__Instructions for the task__
Hunt for the word "curve" across the entries below, copying each line that holds it.

__Data shown__
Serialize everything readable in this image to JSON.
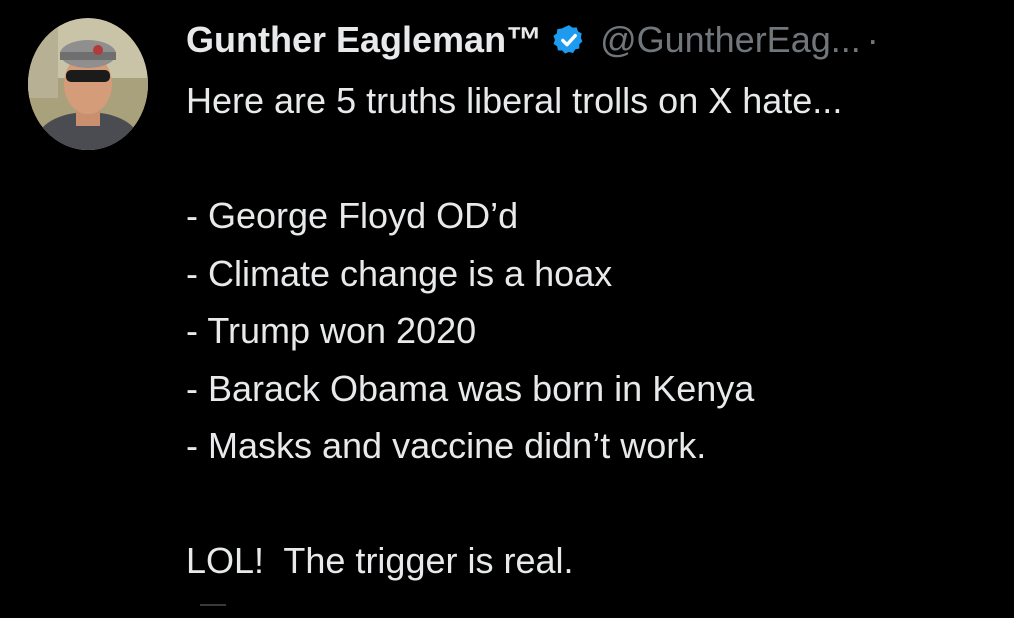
{
  "author": {
    "display_name": "Gunther Eagleman™",
    "handle": "@GuntherEag...",
    "separator": "·",
    "verified_color": "#1d9bf0"
  },
  "tweet": {
    "intro": "Here are 5 truths liberal trolls on X hate...",
    "items": [
      "- George Floyd OD’d",
      "- Climate change is a hoax",
      "- Trump won 2020",
      "- Barack Obama was born in Kenya",
      "- Masks and vaccine didn’t work."
    ],
    "closing": "LOL!  The trigger is real."
  }
}
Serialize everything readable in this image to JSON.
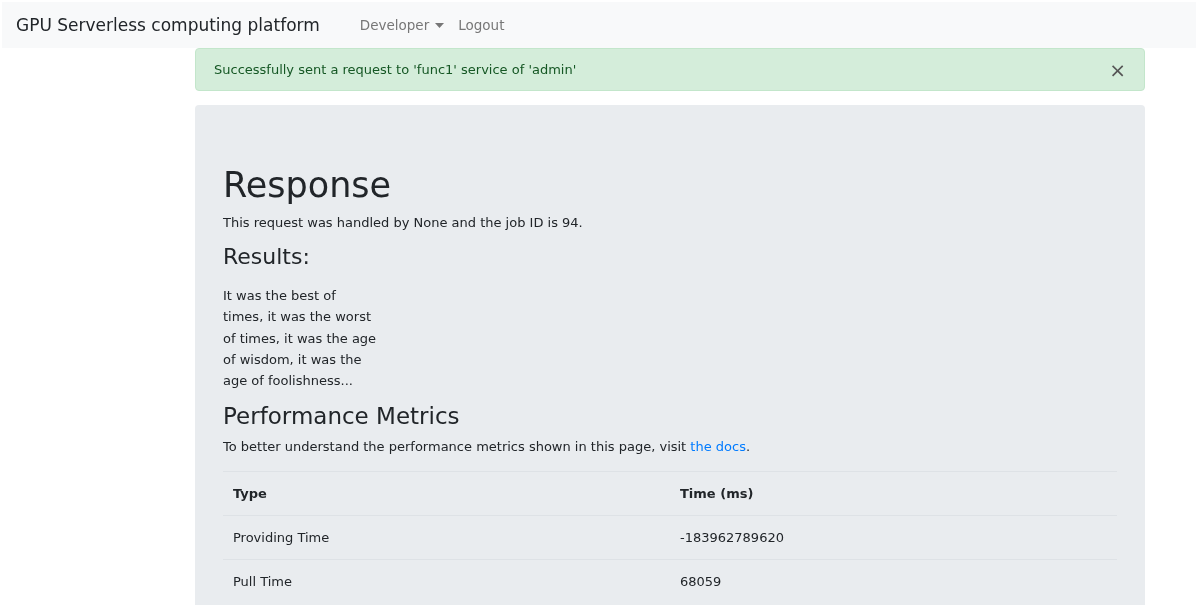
{
  "navbar": {
    "brand": "GPU Serverless computing platform",
    "items": [
      {
        "label": "Developer",
        "kind": "dropdown"
      },
      {
        "label": "Logout",
        "kind": "link"
      }
    ]
  },
  "alert": {
    "message": "Successfully sent a request to 'func1' service of 'admin'",
    "close": "×"
  },
  "response": {
    "title": "Response",
    "handled": "This request was handled by None and the job ID is 94.",
    "results_title": "Results:",
    "results_lines": [
      "It was the best of",
      "times, it was the worst",
      "of times, it was the age",
      "of wisdom, it was the",
      "age of foolishness..."
    ],
    "metrics_title": "Performance Metrics",
    "metrics_text": "To better understand the performance metrics shown in this page, visit",
    "metrics_link": "the docs",
    "metrics_end": ".",
    "table": {
      "columns": [
        "Type",
        "Time (ms)"
      ],
      "rows": [
        [
          "Providing Time",
          "-183962789620"
        ],
        [
          "Pull Time",
          "68059"
        ]
      ]
    }
  }
}
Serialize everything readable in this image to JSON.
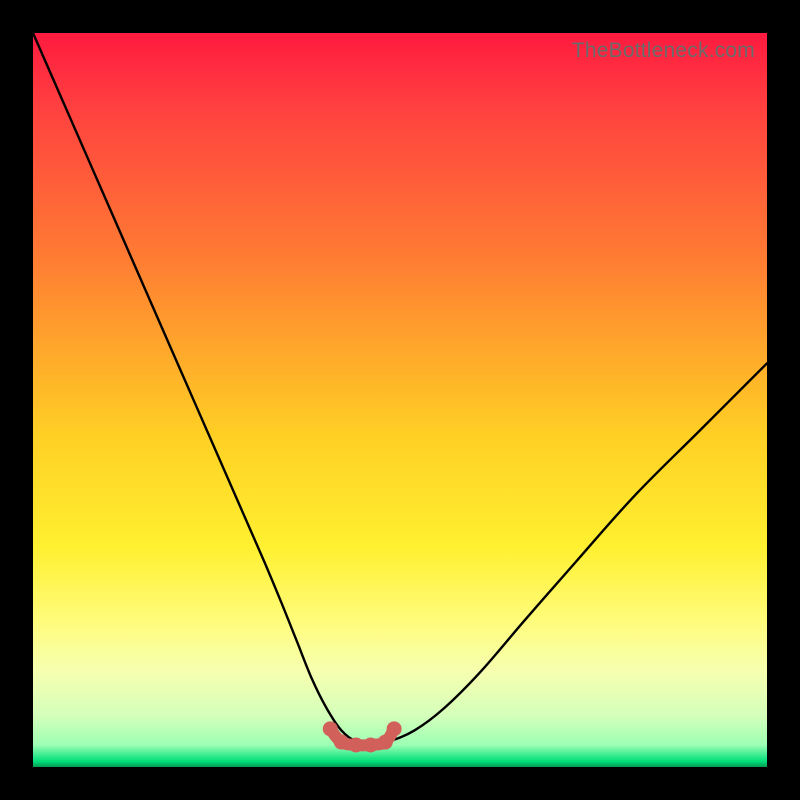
{
  "watermark": {
    "text": "TheBottleneck.com"
  },
  "colors": {
    "background": "#000000",
    "curve": "#000000",
    "marker_stroke": "#d1605b",
    "marker_fill": "#d1605b",
    "gradient_top": "#ff1a3f",
    "gradient_mid": "#fff030",
    "gradient_bottom": "#00e07a"
  },
  "chart_data": {
    "type": "line",
    "title": "",
    "xlabel": "",
    "ylabel": "",
    "xlim": [
      0,
      100
    ],
    "ylim": [
      0,
      100
    ],
    "grid": false,
    "legend": false,
    "note": "Axes are hidden in the image; x/y units are percentage of plot width/height read from pixels (y = 0 at bottom, 100 at top).",
    "series": [
      {
        "name": "bottleneck-curve",
        "x": [
          0,
          3.5,
          7,
          10.5,
          14,
          17.5,
          21,
          24.5,
          28,
          31.5,
          34,
          36,
          38,
          40,
          42,
          44,
          46,
          48.5,
          52,
          56,
          61,
          67,
          74,
          82,
          91,
          100
        ],
        "y": [
          100,
          92,
          84,
          76,
          68,
          60,
          52,
          44,
          36,
          28,
          22,
          17,
          12,
          8,
          5,
          3.5,
          3,
          3.5,
          5,
          8,
          13,
          20,
          28,
          37,
          46,
          55
        ]
      },
      {
        "name": "trough-markers",
        "style": "points-with-segment",
        "x": [
          40.5,
          42,
          44,
          46,
          48,
          49.2
        ],
        "y": [
          5.2,
          3.4,
          3,
          3,
          3.4,
          5.2
        ]
      }
    ]
  }
}
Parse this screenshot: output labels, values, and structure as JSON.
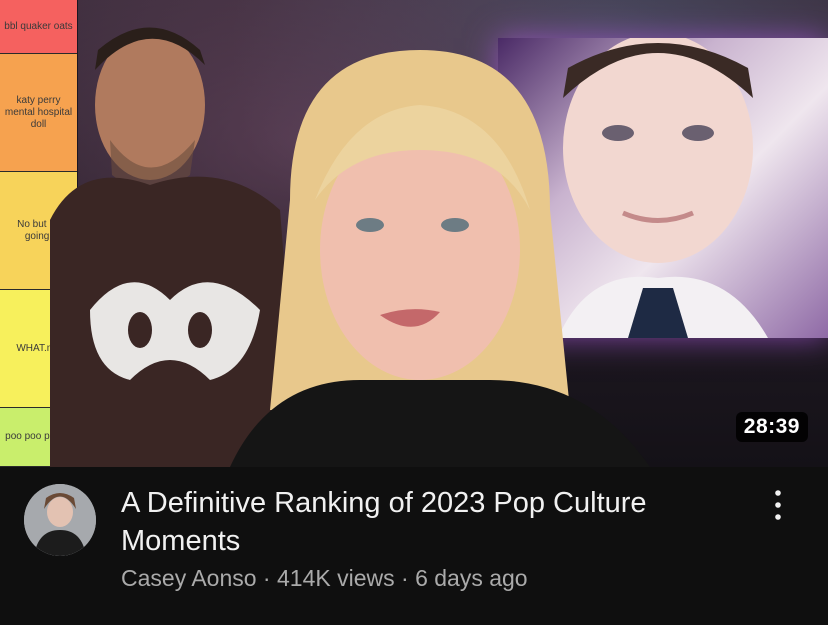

__Finished answer__
    "curve": "#000000",
        "name": "bottleneck-curve",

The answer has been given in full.